Problem requirements: The entries need to be copied exactly.

▶

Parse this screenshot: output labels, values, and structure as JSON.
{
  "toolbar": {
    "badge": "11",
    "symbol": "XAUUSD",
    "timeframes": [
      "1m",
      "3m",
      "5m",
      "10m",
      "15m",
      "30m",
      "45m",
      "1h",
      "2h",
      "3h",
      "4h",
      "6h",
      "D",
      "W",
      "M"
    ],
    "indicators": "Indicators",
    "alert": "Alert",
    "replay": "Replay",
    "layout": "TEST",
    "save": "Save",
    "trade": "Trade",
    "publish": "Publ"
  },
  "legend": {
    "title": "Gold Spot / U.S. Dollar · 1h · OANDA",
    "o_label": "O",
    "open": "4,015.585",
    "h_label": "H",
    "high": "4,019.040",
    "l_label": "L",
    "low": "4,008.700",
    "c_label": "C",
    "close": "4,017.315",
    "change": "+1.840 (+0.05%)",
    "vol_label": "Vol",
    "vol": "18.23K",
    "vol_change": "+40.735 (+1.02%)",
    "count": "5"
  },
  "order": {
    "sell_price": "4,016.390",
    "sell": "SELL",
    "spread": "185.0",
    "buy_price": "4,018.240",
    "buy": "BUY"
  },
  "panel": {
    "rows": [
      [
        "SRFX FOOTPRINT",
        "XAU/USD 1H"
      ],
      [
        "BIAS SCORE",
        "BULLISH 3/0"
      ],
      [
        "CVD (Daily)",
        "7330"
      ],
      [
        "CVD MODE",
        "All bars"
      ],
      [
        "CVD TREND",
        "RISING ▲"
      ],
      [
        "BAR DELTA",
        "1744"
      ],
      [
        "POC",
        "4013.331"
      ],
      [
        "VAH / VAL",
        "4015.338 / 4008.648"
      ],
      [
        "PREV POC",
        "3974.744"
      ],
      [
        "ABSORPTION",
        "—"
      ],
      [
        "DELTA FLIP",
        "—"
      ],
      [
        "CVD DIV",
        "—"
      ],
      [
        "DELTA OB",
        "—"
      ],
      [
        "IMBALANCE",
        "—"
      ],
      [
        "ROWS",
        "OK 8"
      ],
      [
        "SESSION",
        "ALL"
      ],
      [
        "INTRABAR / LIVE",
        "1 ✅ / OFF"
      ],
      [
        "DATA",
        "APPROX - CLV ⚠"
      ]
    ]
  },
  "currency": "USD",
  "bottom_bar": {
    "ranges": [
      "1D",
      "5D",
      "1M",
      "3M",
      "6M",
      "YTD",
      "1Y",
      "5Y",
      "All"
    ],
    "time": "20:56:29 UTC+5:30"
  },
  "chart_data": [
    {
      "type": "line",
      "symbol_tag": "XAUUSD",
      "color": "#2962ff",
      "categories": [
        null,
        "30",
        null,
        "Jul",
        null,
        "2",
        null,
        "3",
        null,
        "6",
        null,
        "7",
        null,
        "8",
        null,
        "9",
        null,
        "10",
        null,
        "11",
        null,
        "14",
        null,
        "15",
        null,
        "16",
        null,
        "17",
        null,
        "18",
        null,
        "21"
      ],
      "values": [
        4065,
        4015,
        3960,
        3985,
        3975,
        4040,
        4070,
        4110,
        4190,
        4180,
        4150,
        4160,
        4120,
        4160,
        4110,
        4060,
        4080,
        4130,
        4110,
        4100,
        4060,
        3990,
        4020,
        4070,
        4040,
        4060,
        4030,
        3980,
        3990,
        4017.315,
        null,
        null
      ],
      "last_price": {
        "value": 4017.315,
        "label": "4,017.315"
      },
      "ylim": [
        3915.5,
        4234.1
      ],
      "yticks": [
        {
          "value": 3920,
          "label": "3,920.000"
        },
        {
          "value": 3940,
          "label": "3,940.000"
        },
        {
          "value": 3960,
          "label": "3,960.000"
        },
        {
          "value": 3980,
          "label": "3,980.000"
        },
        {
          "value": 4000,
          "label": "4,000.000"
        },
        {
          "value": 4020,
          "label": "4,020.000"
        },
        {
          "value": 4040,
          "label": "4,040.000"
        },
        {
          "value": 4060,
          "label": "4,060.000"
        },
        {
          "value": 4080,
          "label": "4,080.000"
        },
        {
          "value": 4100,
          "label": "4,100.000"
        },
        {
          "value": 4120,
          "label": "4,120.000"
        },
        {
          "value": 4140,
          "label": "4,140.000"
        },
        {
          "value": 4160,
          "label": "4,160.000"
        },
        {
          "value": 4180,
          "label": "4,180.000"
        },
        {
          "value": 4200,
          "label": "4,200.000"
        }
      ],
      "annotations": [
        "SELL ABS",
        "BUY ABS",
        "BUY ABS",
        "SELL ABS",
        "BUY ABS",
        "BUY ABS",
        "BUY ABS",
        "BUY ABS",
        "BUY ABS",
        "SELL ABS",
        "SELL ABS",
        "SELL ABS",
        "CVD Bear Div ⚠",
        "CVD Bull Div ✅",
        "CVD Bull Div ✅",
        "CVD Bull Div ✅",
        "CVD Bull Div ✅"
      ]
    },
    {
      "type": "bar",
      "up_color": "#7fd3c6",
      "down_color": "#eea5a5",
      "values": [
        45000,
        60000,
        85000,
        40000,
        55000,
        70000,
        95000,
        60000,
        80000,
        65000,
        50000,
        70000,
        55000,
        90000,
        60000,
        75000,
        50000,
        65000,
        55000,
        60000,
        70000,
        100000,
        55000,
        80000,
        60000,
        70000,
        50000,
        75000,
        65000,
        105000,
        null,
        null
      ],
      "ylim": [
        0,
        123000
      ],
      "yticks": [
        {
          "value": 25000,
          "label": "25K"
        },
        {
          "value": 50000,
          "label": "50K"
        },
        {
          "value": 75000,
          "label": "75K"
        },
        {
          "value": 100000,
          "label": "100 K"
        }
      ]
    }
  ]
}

◀

Answer below:
Parse this screenshot: output labels, values, and structure as JSON.
{
  "toolbar": {
    "badge": "11",
    "symbol": "XAUUSD",
    "timeframes": [
      "1m",
      "3m",
      "5m",
      "10m",
      "15m",
      "30m",
      "45m",
      "1h",
      "2h",
      "3h",
      "4h",
      "6h",
      "D",
      "W",
      "M"
    ],
    "indicators": "Indicators",
    "alert": "Alert",
    "replay": "Replay",
    "layout": "TEST",
    "save": "Save",
    "trade": "Trade",
    "publish": "Publ"
  },
  "legend": {
    "title": "Gold Spot / U.S. Dollar · 1h · OANDA",
    "o_label": "O",
    "open": "4,015.585",
    "h_label": "H",
    "high": "4,019.040",
    "l_label": "L",
    "low": "4,008.700",
    "c_label": "C",
    "close": "4,017.315",
    "change": "+1.840 (+0.05%)",
    "vol_label": "Vol",
    "vol": "18.23K",
    "vol_change": "+40.735 (+1.02%)",
    "count": "5"
  },
  "order": {
    "sell_price": "4,016.390",
    "sell": "SELL",
    "spread": "185.0",
    "buy_price": "4,018.240",
    "buy": "BUY"
  },
  "panel": {
    "rows": [
      [
        "SRFX FOOTPRINT",
        "XAU/USD 1H"
      ],
      [
        "BIAS SCORE",
        "BULLISH 3/0"
      ],
      [
        "CVD (Daily)",
        "7330"
      ],
      [
        "CVD MODE",
        "All bars"
      ],
      [
        "CVD TREND",
        "RISING ▲"
      ],
      [
        "BAR DELTA",
        "1744"
      ],
      [
        "POC",
        "4013.331"
      ],
      [
        "VAH / VAL",
        "4015.338 / 4008.648"
      ],
      [
        "PREV POC",
        "3974.744"
      ],
      [
        "ABSORPTION",
        "—"
      ],
      [
        "DELTA FLIP",
        "—"
      ],
      [
        "CVD DIV",
        "—"
      ],
      [
        "DELTA OB",
        "—"
      ],
      [
        "IMBALANCE",
        "—"
      ],
      [
        "ROWS",
        "OK 8"
      ],
      [
        "SESSION",
        "ALL"
      ],
      [
        "INTRABAR / LIVE",
        "1 ✅ / OFF"
      ],
      [
        "DATA",
        "APPROX - CLV ⚠"
      ]
    ]
  },
  "currency": "USD",
  "bottom_bar": {
    "ranges": [
      "1D",
      "5D",
      "1M",
      "3M",
      "6M",
      "YTD",
      "1Y",
      "5Y",
      "All"
    ],
    "time": "20:56:29 UTC+5:30"
  },
  "chart_data": [
    {
      "type": "line",
      "symbol_tag": "XAUUSD",
      "color": "#2962ff",
      "categories": [
        null,
        "30",
        null,
        "Jul",
        null,
        "2",
        null,
        "3",
        null,
        "6",
        null,
        "7",
        null,
        "8",
        null,
        "9",
        null,
        "10",
        null,
        "11",
        null,
        "14",
        null,
        "15",
        null,
        "16",
        null,
        "17",
        null,
        "18",
        null,
        "21"
      ],
      "values": [
        4065,
        4015,
        3960,
        3985,
        3975,
        4040,
        4070,
        4110,
        4190,
        4180,
        4150,
        4160,
        4120,
        4160,
        4110,
        4060,
        4080,
        4130,
        4110,
        4100,
        4060,
        3990,
        4020,
        4070,
        4040,
        4060,
        4030,
        3980,
        3990,
        4017.315,
        null,
        null
      ],
      "last_price": {
        "value": 4017.315,
        "label": "4,017.315"
      },
      "ylim": [
        3915.5,
        4234.1
      ],
      "yticks": [
        {
          "value": 3920,
          "label": "3,920.000"
        },
        {
          "value": 3940,
          "label": "3,940.000"
        },
        {
          "value": 3960,
          "label": "3,960.000"
        },
        {
          "value": 3980,
          "label": "3,980.000"
        },
        {
          "value": 4000,
          "label": "4,000.000"
        },
        {
          "value": 4020,
          "label": "4,020.000"
        },
        {
          "value": 4040,
          "label": "4,040.000"
        },
        {
          "value": 4060,
          "label": "4,060.000"
        },
        {
          "value": 4080,
          "label": "4,080.000"
        },
        {
          "value": 4100,
          "label": "4,100.000"
        },
        {
          "value": 4120,
          "label": "4,120.000"
        },
        {
          "value": 4140,
          "label": "4,140.000"
        },
        {
          "value": 4160,
          "label": "4,160.000"
        },
        {
          "value": 4180,
          "label": "4,180.000"
        },
        {
          "value": 4200,
          "label": "4,200.000"
        }
      ],
      "annotations": [
        "SELL ABS",
        "BUY ABS",
        "BUY ABS",
        "SELL ABS",
        "BUY ABS",
        "BUY ABS",
        "BUY ABS",
        "BUY ABS",
        "BUY ABS",
        "SELL ABS",
        "SELL ABS",
        "SELL ABS",
        "CVD Bear Div ⚠",
        "CVD Bull Div ✅",
        "CVD Bull Div ✅",
        "CVD Bull Div ✅",
        "CVD Bull Div ✅"
      ]
    },
    {
      "type": "bar",
      "up_color": "#7fd3c6",
      "down_color": "#eea5a5",
      "values": [
        45000,
        60000,
        85000,
        40000,
        55000,
        70000,
        95000,
        60000,
        80000,
        65000,
        50000,
        70000,
        55000,
        90000,
        60000,
        75000,
        50000,
        65000,
        55000,
        60000,
        70000,
        100000,
        55000,
        80000,
        60000,
        70000,
        50000,
        75000,
        65000,
        105000,
        null,
        null
      ],
      "ylim": [
        0,
        123000
      ],
      "yticks": [
        {
          "value": 25000,
          "label": "25K"
        },
        {
          "value": 50000,
          "label": "50K"
        },
        {
          "value": 75000,
          "label": "75K"
        },
        {
          "value": 100000,
          "label": "100 K"
        }
      ]
    }
  ]
}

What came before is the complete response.